Problem to solve: Return the material word for word. Do not include the pictures.

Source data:
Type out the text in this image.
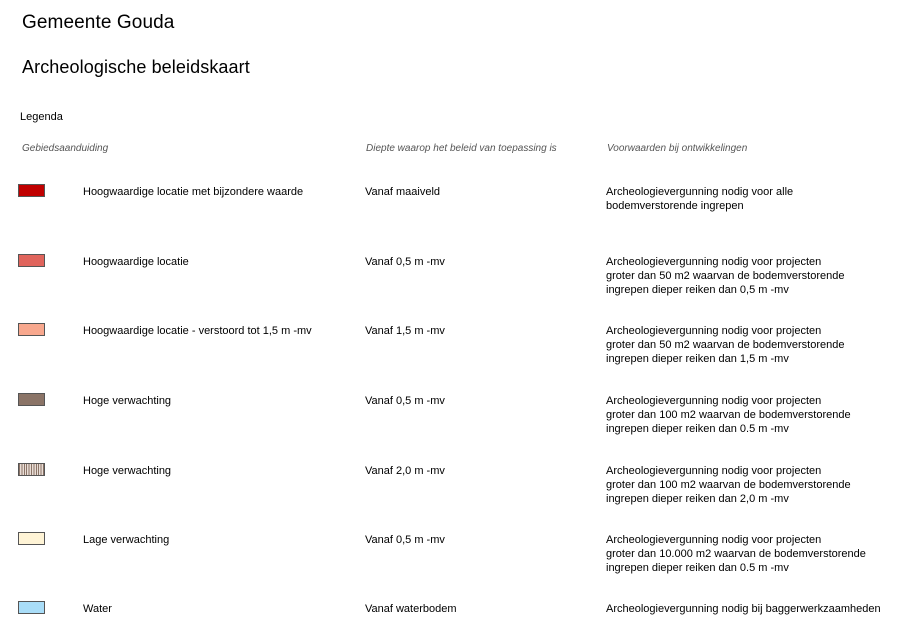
Gemeente Gouda
Archeologische beleidskaart
Legenda
Gebiedsaanduiding	Diepte waarop het beleid van toepassing is	Voorwaarden bij ontwikkelingen
Hoogwaardige locatie met bijzondere waarde	Vanaf maaiveld	Archeologievergunning nodig voor alle
bodemverstorende ingrepen
Hoogwaardige locatie	Vanaf 0,5 m -mv	Archeologievergunning nodig voor projecten
groter dan 50 m2 waarvan de bodemverstorende
ingrepen dieper reiken dan 0,5 m -mv
Hoogwaardige locatie - verstoord tot 1,5 m -mv	Vanaf 1,5 m -mv	Archeologievergunning nodig voor projecten
groter dan 50 m2 waarvan de bodemverstorende
ingrepen dieper reiken dan 1,5 m -mv
Hoge verwachting	Vanaf 0,5 m -mv	Archeologievergunning nodig voor projecten
groter dan 100 m2 waarvan de bodemverstorende
ingrepen dieper reiken dan 0.5 m -mv
Hoge verwachting	Vanaf 2,0 m -mv	Archeologievergunning nodig voor projecten
groter dan 100 m2 waarvan de bodemverstorende
ingrepen dieper reiken dan 2,0 m -mv
Lage verwachting	Vanaf 0,5 m -mv	Archeologievergunning nodig voor projecten
groter dan 10.000 m2 waarvan de bodemverstorende
ingrepen dieper reiken dan 0.5 m -mv
Water	Vanaf waterbodem	Archeologievergunning nodig bij baggerwerkzaamheden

Solution:
Type out the text in this image.
Gemeente Gouda
Archeologische beleidskaart
Legenda
Gebiedsaanduiding	Diepte waarop het beleid van toepassing is	Voorwaarden bij ontwikkelingen
Hoogwaardige locatie met bijzondere waarde	Vanaf maaiveld	Archeologievergunning nodig voor alle
bodemverstorende ingrepen
Hoogwaardige locatie	Vanaf 0,5 m -mv	Archeologievergunning nodig voor projecten
groter dan 50 m2 waarvan de bodemverstorende
ingrepen dieper reiken dan 0,5 m -mv
Hoogwaardige locatie - verstoord tot 1,5 m -mv	Vanaf 1,5 m -mv	Archeologievergunning nodig voor projecten
groter dan 50 m2 waarvan de bodemverstorende
ingrepen dieper reiken dan 1,5 m -mv
Hoge verwachting	Vanaf 0,5 m -mv	Archeologievergunning nodig voor projecten
groter dan 100 m2 waarvan de bodemverstorende
ingrepen dieper reiken dan 0.5 m -mv
Hoge verwachting	Vanaf 2,0 m -mv	Archeologievergunning nodig voor projecten
groter dan 100 m2 waarvan de bodemverstorende
ingrepen dieper reiken dan 2,0 m -mv
Lage verwachting	Vanaf 0,5 m -mv	Archeologievergunning nodig voor projecten
groter dan 10.000 m2 waarvan de bodemverstorende
ingrepen dieper reiken dan 0.5 m -mv
Water	Vanaf waterbodem	Archeologievergunning nodig bij baggerwerkzaamheden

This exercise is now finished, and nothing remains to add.